*Required task*: Collect from the data below each line with "Dame".
— Start of Supplied records —
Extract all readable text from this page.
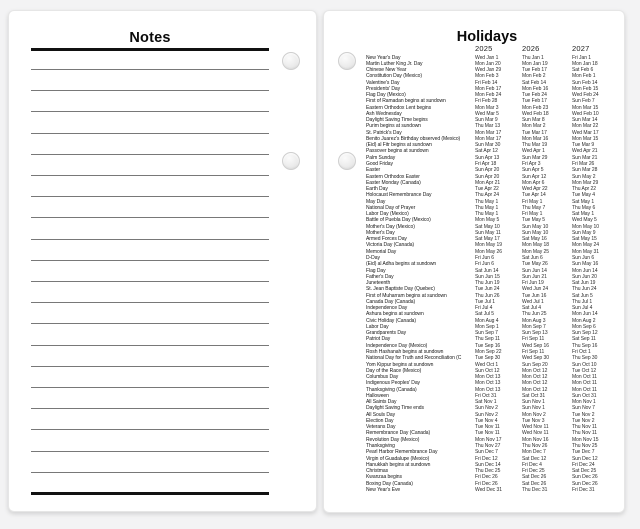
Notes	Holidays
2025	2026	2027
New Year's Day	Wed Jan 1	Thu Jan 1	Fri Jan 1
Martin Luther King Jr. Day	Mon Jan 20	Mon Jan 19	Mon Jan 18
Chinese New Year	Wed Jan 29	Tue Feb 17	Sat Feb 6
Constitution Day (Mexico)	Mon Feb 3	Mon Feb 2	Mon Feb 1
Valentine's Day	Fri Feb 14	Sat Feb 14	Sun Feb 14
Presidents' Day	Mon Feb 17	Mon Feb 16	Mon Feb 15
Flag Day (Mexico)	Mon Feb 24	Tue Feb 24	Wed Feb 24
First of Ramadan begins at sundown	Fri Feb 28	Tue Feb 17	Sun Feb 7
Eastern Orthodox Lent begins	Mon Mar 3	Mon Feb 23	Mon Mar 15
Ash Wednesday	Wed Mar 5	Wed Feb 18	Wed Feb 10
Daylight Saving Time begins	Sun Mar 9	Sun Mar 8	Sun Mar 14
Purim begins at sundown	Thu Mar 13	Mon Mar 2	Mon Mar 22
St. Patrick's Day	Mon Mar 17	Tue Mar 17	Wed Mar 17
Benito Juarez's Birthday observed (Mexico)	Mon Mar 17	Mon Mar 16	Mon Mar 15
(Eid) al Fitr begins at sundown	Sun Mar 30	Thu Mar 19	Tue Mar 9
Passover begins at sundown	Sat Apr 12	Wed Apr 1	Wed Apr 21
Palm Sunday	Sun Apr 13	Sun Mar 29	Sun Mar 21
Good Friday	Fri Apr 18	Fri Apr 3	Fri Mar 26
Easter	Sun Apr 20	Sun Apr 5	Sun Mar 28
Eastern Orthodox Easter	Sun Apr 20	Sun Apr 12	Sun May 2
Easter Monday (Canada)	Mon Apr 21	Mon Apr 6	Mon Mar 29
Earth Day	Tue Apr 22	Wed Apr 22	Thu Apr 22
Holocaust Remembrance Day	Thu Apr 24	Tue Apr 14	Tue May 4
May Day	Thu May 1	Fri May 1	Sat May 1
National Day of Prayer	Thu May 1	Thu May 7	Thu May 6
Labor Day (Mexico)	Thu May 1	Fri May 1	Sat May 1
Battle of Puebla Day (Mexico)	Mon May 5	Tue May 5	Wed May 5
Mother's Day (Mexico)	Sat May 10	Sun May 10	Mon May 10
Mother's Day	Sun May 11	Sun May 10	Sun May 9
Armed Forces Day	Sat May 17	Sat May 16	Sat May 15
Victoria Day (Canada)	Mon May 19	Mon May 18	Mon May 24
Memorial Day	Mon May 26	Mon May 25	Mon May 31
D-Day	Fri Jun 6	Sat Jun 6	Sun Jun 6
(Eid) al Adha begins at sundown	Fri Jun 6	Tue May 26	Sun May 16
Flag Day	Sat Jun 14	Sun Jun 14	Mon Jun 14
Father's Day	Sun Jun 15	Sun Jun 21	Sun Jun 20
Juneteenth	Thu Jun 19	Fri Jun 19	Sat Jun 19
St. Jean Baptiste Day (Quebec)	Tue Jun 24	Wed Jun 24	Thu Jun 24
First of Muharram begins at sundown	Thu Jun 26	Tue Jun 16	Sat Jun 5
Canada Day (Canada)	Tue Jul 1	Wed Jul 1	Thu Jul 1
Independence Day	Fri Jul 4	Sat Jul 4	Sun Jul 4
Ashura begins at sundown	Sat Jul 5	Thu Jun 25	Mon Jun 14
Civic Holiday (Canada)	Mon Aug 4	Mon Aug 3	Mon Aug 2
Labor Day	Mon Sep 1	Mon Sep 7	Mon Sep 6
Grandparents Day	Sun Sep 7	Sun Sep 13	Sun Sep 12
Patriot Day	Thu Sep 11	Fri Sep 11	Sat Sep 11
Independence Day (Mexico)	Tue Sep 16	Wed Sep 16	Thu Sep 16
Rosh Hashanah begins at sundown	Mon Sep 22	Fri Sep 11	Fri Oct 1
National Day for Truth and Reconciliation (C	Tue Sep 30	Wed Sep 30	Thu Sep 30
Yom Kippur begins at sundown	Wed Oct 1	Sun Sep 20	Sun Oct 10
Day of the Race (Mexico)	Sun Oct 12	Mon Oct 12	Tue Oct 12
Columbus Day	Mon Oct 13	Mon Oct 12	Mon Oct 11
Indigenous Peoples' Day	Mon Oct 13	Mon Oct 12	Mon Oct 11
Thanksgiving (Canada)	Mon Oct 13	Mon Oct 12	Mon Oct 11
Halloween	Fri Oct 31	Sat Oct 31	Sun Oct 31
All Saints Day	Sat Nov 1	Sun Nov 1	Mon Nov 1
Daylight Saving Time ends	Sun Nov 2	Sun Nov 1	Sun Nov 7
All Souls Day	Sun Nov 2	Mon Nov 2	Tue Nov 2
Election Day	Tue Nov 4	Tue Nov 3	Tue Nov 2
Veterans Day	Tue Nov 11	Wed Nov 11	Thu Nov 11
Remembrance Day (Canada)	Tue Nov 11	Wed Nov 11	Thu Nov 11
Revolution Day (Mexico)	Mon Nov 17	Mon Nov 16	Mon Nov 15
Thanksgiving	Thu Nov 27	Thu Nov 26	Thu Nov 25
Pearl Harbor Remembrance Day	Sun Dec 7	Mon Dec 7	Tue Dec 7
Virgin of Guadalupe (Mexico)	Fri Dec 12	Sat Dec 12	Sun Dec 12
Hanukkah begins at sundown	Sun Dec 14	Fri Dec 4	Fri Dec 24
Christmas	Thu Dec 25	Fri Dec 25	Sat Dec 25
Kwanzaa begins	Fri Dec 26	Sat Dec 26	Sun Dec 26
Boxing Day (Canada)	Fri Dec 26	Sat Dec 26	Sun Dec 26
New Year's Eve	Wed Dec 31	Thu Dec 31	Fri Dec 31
— End of Supplied records —
— Start of Supplied records —
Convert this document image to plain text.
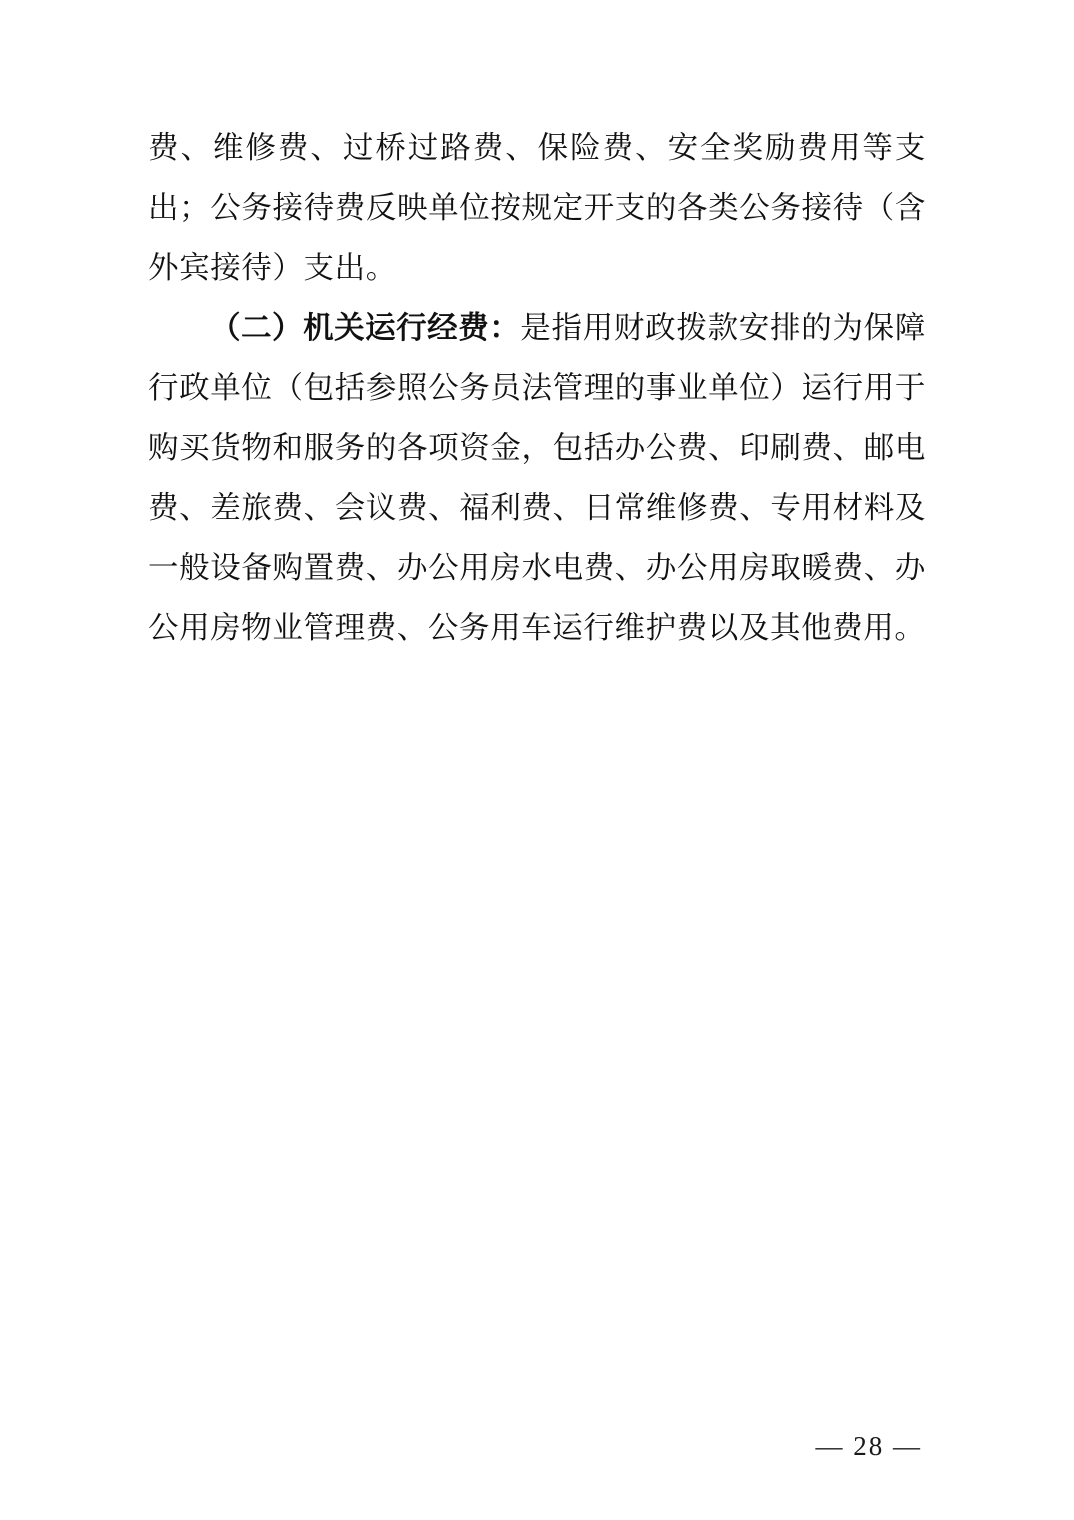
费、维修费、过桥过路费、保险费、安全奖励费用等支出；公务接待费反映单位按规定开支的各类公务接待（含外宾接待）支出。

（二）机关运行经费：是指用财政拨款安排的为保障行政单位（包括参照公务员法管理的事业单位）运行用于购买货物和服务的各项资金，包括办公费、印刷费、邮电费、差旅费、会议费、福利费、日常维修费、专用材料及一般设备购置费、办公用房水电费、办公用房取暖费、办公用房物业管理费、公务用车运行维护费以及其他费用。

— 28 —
— End of Supplied records —
— Start of Supplied records —
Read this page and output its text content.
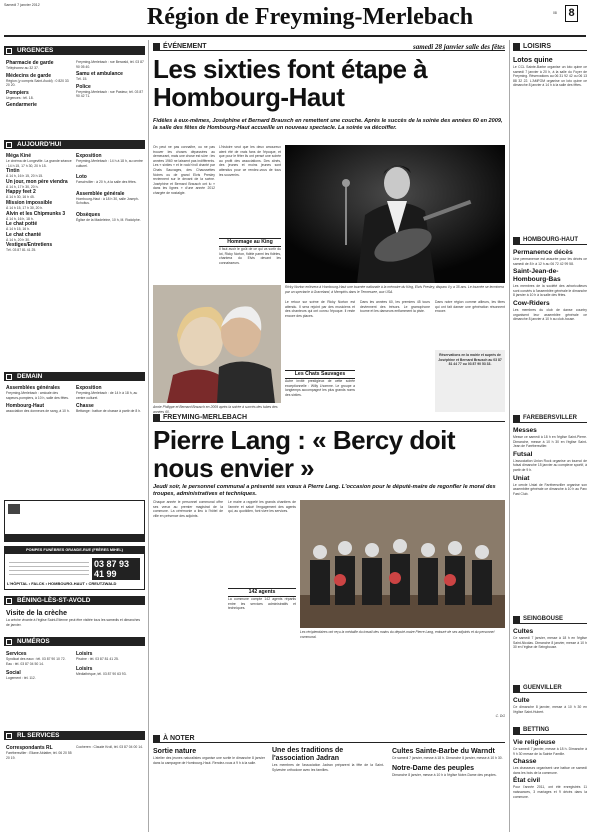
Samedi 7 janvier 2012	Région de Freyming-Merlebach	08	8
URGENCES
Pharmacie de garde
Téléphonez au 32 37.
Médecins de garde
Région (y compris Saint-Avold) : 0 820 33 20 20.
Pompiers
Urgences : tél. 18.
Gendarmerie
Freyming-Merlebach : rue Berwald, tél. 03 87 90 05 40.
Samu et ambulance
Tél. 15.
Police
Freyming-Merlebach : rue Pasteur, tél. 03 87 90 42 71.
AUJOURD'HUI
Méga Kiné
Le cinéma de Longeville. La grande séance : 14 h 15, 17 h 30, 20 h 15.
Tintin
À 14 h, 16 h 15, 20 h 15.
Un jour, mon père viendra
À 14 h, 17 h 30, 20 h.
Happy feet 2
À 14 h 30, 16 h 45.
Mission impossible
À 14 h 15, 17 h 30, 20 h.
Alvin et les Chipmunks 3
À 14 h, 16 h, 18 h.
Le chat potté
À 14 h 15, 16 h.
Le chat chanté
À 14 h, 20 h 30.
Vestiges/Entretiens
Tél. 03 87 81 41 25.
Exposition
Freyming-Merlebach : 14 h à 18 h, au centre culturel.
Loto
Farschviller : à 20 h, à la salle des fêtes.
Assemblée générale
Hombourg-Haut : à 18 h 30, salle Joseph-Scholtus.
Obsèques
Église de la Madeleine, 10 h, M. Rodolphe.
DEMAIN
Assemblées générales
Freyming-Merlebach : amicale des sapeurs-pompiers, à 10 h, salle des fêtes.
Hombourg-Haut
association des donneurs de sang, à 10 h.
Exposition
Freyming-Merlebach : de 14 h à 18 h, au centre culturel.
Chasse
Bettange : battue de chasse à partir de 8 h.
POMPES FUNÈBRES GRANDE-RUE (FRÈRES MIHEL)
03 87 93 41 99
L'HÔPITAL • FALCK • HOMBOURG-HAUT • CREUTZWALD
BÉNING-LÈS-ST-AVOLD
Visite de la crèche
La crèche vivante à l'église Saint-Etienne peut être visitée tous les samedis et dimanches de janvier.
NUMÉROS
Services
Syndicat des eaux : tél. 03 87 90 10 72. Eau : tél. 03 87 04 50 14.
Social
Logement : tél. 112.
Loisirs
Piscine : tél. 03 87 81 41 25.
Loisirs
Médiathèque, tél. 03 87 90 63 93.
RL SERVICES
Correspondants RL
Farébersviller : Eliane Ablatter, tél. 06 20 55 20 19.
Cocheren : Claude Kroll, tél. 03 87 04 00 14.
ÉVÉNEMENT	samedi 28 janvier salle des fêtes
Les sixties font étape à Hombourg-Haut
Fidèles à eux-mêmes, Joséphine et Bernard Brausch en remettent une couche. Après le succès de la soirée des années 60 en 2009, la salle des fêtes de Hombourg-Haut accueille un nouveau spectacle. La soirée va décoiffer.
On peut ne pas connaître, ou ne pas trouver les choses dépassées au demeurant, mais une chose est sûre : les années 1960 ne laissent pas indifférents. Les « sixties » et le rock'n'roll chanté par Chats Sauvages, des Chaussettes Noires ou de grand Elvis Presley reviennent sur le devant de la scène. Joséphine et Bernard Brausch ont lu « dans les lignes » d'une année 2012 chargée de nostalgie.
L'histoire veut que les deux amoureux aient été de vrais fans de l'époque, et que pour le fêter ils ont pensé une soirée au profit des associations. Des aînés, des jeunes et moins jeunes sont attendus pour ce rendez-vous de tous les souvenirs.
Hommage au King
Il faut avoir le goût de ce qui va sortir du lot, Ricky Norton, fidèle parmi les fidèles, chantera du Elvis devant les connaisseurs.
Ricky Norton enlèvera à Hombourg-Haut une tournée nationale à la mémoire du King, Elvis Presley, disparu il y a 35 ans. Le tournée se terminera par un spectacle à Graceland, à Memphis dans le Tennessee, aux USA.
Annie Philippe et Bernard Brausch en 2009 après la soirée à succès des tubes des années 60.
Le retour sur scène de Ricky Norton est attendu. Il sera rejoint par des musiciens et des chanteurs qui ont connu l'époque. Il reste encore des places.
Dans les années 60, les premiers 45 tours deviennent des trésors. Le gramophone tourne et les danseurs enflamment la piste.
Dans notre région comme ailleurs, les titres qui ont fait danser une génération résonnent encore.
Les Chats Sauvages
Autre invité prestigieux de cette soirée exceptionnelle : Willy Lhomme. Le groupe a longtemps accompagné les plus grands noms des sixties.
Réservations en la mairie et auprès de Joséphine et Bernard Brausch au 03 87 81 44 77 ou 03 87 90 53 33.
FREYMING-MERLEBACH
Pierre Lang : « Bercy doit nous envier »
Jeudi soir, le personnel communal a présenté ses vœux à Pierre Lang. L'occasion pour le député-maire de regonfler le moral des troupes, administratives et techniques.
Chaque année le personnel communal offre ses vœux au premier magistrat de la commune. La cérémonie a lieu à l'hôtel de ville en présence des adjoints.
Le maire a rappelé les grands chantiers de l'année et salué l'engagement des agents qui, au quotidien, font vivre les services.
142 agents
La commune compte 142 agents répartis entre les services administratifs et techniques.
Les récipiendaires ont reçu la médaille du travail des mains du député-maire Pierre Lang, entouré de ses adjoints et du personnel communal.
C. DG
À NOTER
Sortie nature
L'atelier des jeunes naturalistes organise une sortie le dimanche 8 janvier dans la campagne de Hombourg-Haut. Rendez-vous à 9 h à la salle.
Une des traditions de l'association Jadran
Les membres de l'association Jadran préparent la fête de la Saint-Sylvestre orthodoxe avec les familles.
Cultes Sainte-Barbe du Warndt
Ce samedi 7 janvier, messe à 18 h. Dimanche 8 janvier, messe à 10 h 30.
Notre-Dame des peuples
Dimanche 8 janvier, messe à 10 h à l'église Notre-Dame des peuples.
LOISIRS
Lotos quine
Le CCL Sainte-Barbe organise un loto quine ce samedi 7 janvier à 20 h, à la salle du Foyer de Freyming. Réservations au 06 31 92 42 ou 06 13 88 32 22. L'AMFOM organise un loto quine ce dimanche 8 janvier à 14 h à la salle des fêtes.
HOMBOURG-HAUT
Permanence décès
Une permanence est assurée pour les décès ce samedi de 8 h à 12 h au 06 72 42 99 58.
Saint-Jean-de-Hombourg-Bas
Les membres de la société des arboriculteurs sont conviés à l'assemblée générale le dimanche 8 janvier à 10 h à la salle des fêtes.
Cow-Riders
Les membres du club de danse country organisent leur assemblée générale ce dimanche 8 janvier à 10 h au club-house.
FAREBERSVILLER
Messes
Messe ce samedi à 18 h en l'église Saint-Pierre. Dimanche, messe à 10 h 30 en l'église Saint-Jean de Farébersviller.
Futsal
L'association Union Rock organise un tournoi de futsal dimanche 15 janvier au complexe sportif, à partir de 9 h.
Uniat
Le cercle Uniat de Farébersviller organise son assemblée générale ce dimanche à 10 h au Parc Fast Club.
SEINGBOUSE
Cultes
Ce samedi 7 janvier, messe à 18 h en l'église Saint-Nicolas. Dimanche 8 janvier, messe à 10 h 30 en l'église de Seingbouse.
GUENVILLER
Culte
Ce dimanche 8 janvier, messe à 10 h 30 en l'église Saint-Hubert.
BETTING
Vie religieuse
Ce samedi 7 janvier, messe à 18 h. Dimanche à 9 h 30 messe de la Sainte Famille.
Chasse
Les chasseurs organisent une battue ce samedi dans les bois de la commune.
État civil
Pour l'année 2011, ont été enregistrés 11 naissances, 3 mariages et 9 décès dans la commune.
— End of Supplied records —
*Solution to this problem*:
Notre-Dame des peuples
Dimanche 8 janvier, messe à 10 h à l'église Notre-Dame des peuples.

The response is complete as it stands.